Print the records below exactly as they appear.

** START Data shown **

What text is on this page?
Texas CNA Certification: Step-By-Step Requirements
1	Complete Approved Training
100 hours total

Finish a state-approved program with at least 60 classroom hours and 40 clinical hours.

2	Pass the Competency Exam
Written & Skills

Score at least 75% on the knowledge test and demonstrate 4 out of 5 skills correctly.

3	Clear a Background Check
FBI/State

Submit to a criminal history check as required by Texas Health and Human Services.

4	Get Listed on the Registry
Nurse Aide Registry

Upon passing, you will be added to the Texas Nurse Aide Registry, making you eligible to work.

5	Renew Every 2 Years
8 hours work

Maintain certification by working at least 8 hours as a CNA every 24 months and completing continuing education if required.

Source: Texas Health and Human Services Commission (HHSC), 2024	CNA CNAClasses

** END Data shown **

* **Answer below**:
What text is on this page?
Texas CNA Certification: Step-By-Step Requirements
1	Complete Approved Training
100 hours total

Finish a state-approved program with at least 60 classroom hours and 40 clinical hours.

2	Pass the Competency Exam
Written & Skills

Score at least 75% on the knowledge test and demonstrate 4 out of 5 skills correctly.

3	Clear a Background Check
FBI/State

Submit to a criminal history check as required by Texas Health and Human Services.

4	Get Listed on the Registry
Nurse Aide Registry

Upon passing, you will be added to the Texas Nurse Aide Registry, making you eligible to work.

5	Renew Every 2 Years
8 hours work

Maintain certification by working at least 8 hours as a CNA every 24 months and completing continuing education if required.

Source: Texas Health and Human Services Commission (HHSC), 2024	CNA CNAClasses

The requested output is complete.